**抜粋本文:**
┌────────
児童文学と「補集合の本」
児童文学を読むのが好き。
でもどうしてなのか、よくわからない。
思いかえしてみよう。
ざっくり物語の傾向をみると、
時空をこえたり幽霊がでたりの超常現象、
美術館に寝泊まりするなど
現実ではありえない状況、
簡単には解決できそうもない
困難な問題がふりそそいでくる。
つまり、非日常が心に新鮮さを
もたらしてくれる。
それらの問題に対して
いずれの主人公たちも割とまっこうから
前のめりぎみで立ち向かって行く。
そうかといって、敵をやっつて、
仲直りをして、何かを手に入れたりして、
解決できるものとはタイプが少し違う。
物理的な変化だけではない、
心の問題が重要に扱われている。
なかなか複雑なのだ。
└────────
**提供資料:**
┌────────
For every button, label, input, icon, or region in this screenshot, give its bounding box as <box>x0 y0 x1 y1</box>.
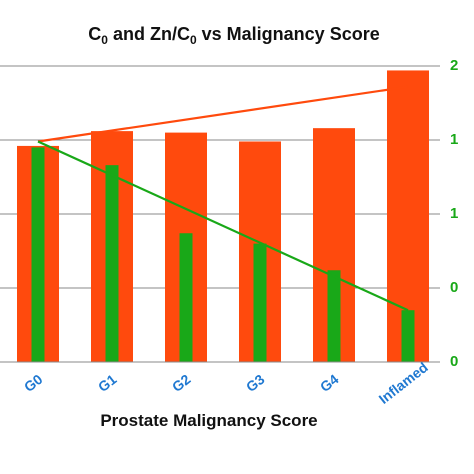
└────────
**依頼事項:**
a – 児童文学についての文章から、「でもどうしてなのか、よくわからない。」を含む語句で始め、「前のめりぎみで立ち向かって行く。」の後で終わる部分を一字一句違えずに書き写してください。
b – 児童文学についての文章を、最後の文の次から書き進めてください。
上記の資料は、別の出典から取られたものです。

**順番の回答:**
a –
でもどうしてなのか、よくわからない。
思いかえしてみよう。
ざっくり物語の傾向をみると、
時空をこえたり幽霊がでたりの超常現象、
美術館に寝泊まりするなど
現実ではありえない状況、
簡単には解決できそうもない
困難な問題がふりそそいでくる。
つまり、非日常が心に新鮮さを
もたらしてくれる。
それらの問題に対して
いずれの主人公たちも割とまっこうから
前のめりぎみで立ち向かって行く。

b –
読後感は、今までになかった
思考が頭の中にインプットされた
という気がしてくる。
その本の文体のようなものが、
体に染み付いたようなかんじ。
それが、何か「ものを見る」時の
とっかかりになってくれることがある。
今まで意識してこなかったことが
すっと胸に入ってくるような。
本を読むということが
(仮想の体験を、作者の作った
「ある気持ちの軸」の中で過ごすことが)
心地よい心の矯正器(あんまりいい響きじゃないな)
として機能するのだと思った。
*
その実体は大人(作者)が子どもにおくる、
手紙のようなものだと思う。
ただのお説教はあまり効果がなさそうだが、
ある文脈の中でちょうどいいタイミングで
なされるお説教はなかなか効果がある。
お説教、というのもまた響きの
よろしくないものだけど、
それを物語として表現しているのが、
児童文学(岩波少年文庫が特に)の
好ましいところ。
それまで感じきれていなかったもの、
目で見えているものの
(あるいは見えていないものの)中には、
なにかしらの「メッセージが隠されている」。
ということが分かる。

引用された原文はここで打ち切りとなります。